**** Dataset
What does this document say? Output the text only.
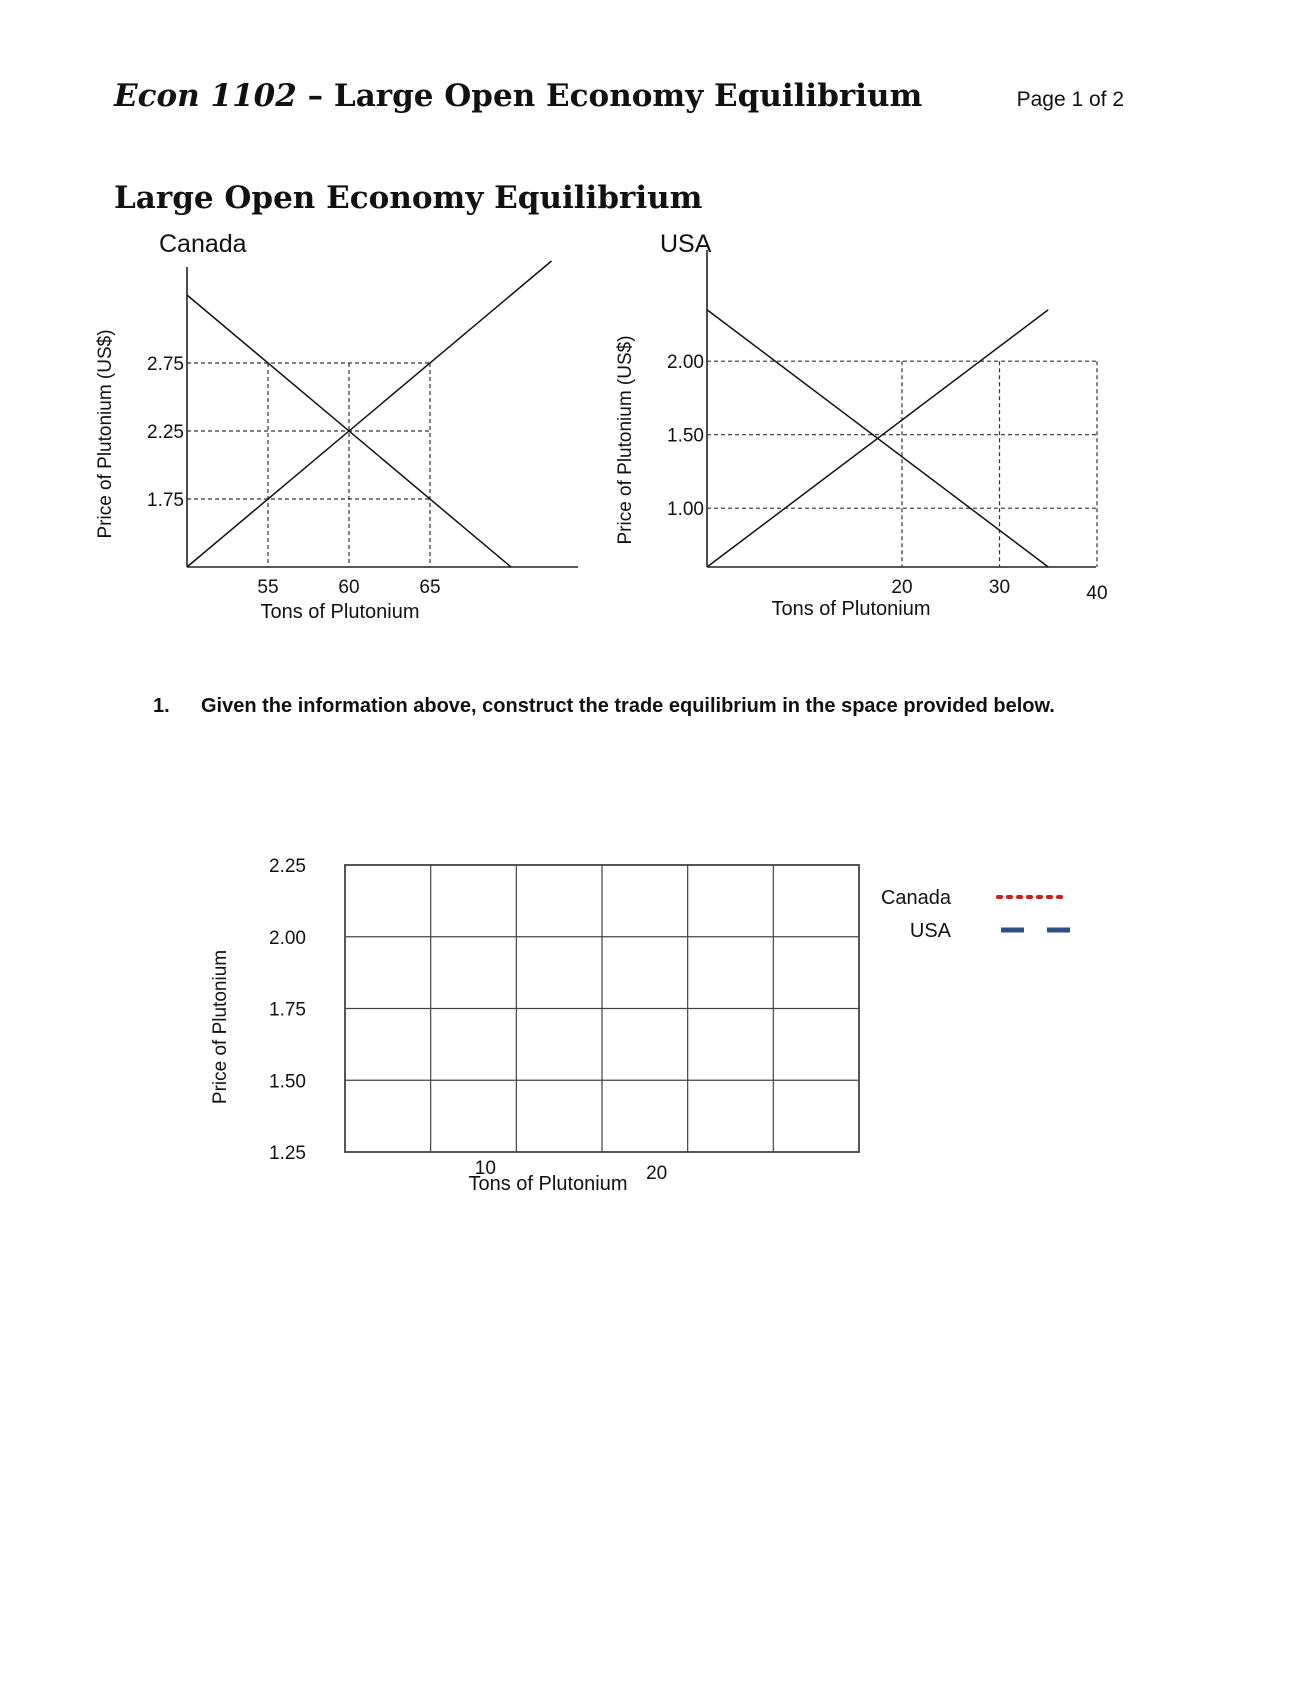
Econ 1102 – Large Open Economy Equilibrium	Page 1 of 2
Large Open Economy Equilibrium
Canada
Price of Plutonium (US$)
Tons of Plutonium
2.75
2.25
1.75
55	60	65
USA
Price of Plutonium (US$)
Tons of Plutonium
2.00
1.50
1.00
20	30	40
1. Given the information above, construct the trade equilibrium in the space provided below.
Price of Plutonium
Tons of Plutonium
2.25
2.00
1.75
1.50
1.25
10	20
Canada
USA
********
The exercise — Print every entry exactly as written, without the pictures.

Task result —
What does this document say? Output the text only.
Econ 1102 – Large Open Economy Equilibrium	Page 1 of 2
Large Open Economy Equilibrium
Canada
Price of Plutonium (US$)
Tons of Plutonium
2.75
2.25
1.75
55	60	65
USA
Price of Plutonium (US$)
Tons of Plutonium
2.00
1.50
1.00
20	30	40
1. Given the information above, construct the trade equilibrium in the space provided below.
Price of Plutonium
Tons of Plutonium
2.25
2.00
1.75
1.50
1.25
10	20
Canada
USA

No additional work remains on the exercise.